Locate the word "JSON" in the data below, then copy every line that holds it.

■ ■ ■ ■

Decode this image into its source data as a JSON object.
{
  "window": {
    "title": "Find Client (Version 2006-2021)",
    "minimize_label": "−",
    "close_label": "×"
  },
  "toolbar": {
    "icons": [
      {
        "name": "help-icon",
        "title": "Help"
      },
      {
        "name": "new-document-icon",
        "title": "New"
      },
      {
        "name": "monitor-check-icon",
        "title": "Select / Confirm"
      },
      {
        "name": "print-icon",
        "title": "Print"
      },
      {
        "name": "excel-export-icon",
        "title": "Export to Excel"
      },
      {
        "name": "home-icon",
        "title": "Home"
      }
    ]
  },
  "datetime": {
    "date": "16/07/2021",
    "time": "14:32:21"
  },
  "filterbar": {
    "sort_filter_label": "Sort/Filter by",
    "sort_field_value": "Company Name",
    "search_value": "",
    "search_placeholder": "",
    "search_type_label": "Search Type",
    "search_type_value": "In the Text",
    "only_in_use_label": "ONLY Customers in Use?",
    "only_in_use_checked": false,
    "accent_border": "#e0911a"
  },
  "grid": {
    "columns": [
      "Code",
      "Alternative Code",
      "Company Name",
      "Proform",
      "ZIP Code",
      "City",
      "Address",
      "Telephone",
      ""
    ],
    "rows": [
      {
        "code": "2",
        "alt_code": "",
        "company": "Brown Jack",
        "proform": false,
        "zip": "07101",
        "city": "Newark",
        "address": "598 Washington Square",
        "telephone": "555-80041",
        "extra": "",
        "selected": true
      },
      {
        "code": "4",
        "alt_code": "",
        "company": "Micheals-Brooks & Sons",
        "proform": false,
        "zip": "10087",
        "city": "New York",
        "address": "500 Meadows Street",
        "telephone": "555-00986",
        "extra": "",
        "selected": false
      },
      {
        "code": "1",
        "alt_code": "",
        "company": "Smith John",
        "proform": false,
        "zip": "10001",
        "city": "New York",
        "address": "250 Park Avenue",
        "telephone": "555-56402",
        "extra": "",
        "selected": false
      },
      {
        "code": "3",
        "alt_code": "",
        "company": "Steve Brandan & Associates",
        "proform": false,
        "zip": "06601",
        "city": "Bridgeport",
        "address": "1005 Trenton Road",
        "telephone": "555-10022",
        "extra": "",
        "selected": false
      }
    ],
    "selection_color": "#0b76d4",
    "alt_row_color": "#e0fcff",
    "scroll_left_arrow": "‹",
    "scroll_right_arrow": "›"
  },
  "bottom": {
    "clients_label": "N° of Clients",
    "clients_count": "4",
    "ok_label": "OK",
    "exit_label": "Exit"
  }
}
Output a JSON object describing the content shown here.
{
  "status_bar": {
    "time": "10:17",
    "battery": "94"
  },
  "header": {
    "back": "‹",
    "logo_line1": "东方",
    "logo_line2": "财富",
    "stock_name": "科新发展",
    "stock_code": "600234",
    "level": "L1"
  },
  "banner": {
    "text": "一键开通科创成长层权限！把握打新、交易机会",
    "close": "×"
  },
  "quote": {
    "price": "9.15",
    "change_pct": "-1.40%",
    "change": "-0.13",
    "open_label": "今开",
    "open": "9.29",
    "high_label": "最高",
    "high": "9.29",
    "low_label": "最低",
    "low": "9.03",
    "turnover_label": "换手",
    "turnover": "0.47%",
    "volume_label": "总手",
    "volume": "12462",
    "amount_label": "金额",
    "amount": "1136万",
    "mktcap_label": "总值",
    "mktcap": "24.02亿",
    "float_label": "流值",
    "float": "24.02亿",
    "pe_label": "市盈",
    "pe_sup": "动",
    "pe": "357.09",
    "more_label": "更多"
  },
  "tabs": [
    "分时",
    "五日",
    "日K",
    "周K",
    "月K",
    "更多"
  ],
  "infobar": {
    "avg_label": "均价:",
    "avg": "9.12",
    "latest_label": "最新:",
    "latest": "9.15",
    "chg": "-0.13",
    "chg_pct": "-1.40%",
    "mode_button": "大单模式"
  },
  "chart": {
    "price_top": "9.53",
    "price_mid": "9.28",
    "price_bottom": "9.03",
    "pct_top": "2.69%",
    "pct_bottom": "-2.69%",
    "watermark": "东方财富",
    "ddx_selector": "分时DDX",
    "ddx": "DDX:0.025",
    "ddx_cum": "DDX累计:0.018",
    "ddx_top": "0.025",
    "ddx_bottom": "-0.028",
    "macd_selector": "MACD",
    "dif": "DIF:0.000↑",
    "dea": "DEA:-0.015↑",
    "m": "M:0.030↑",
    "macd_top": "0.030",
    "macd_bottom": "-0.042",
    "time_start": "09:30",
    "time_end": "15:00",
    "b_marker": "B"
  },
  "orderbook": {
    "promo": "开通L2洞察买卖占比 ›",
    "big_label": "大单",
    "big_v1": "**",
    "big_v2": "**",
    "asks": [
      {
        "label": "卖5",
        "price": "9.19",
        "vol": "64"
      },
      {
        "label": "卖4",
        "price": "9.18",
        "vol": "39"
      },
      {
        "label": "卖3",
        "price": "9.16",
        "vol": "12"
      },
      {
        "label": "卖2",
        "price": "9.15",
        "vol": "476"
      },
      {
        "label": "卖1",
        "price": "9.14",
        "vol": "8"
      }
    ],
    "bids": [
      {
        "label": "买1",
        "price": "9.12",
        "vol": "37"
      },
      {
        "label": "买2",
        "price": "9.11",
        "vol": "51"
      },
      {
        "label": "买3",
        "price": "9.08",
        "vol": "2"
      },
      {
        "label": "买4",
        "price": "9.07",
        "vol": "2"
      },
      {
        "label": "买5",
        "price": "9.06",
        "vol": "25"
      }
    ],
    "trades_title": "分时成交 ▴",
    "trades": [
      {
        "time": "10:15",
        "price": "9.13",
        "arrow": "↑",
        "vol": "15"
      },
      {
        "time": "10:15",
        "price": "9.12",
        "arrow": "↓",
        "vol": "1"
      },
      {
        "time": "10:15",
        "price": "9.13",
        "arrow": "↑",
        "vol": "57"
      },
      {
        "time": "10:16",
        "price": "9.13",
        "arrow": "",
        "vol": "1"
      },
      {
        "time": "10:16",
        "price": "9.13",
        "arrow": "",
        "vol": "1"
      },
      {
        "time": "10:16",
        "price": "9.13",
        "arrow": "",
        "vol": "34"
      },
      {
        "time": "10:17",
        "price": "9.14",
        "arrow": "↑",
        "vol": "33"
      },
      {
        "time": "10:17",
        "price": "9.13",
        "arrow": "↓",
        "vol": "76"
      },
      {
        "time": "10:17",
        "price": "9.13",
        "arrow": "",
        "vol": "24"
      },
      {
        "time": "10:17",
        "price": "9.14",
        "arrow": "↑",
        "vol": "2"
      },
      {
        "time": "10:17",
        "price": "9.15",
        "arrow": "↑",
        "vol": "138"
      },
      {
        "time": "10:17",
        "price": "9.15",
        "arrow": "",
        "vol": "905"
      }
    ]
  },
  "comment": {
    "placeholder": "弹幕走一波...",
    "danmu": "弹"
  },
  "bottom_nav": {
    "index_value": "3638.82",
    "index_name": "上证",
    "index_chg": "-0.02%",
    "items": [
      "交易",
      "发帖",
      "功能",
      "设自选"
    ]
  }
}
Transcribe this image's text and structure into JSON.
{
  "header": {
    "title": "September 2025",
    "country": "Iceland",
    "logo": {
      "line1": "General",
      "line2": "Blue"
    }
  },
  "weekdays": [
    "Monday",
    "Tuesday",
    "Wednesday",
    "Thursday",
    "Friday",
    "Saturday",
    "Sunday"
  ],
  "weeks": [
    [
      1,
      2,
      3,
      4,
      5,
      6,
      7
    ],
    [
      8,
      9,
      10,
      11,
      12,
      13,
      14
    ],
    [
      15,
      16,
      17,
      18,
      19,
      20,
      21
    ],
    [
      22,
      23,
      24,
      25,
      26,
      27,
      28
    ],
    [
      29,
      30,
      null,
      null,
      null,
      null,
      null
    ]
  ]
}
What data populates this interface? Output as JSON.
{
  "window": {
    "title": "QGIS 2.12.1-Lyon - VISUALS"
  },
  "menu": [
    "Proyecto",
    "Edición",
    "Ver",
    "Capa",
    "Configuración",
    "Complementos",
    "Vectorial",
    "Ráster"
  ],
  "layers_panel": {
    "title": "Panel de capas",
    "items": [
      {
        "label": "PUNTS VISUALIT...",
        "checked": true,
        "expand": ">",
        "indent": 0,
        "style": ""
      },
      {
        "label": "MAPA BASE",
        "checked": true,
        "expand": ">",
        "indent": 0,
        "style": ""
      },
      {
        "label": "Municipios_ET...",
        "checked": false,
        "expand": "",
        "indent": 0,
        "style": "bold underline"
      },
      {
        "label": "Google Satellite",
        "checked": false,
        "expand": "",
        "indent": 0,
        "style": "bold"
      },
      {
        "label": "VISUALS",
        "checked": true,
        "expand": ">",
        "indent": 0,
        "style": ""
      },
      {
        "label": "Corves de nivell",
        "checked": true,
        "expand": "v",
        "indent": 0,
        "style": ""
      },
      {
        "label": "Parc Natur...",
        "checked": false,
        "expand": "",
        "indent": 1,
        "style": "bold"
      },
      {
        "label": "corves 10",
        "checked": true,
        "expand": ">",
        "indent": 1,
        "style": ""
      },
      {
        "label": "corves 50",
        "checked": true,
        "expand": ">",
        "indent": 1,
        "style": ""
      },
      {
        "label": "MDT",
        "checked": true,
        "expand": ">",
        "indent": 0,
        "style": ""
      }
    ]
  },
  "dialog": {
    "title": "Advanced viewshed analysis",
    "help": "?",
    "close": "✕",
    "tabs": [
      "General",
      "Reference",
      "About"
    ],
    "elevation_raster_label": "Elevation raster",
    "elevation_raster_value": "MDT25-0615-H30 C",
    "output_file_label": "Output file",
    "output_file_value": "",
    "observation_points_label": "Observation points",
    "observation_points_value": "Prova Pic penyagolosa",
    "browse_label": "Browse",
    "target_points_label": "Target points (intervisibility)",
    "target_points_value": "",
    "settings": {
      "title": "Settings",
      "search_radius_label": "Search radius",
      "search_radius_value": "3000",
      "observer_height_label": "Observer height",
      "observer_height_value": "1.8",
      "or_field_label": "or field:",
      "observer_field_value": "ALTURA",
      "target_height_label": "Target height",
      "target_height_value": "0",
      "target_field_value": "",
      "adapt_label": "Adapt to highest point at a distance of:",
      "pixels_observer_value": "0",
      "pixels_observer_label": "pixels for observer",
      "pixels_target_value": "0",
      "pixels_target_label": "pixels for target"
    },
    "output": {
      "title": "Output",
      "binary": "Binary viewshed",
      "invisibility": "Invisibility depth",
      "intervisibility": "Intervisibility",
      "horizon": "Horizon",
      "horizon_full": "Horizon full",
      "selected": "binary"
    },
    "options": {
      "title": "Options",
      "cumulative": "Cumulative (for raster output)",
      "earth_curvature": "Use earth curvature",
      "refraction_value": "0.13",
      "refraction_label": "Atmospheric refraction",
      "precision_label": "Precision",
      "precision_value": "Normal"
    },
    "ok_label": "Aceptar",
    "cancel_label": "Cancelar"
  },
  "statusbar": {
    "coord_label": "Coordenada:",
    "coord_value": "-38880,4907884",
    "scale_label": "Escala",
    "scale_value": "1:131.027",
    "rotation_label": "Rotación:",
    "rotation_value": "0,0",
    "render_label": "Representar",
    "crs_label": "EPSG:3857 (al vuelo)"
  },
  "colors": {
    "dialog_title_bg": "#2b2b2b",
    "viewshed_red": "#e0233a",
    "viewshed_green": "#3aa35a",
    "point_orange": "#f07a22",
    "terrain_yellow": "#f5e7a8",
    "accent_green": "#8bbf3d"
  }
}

■ ■ ■ ■

Final result:
Decode this image into its source data as a JSON object.
Output a JSON object describing the content shown here.
Transcribe this image's text and structure into JSON.
What data populates this interface? Output as JSON.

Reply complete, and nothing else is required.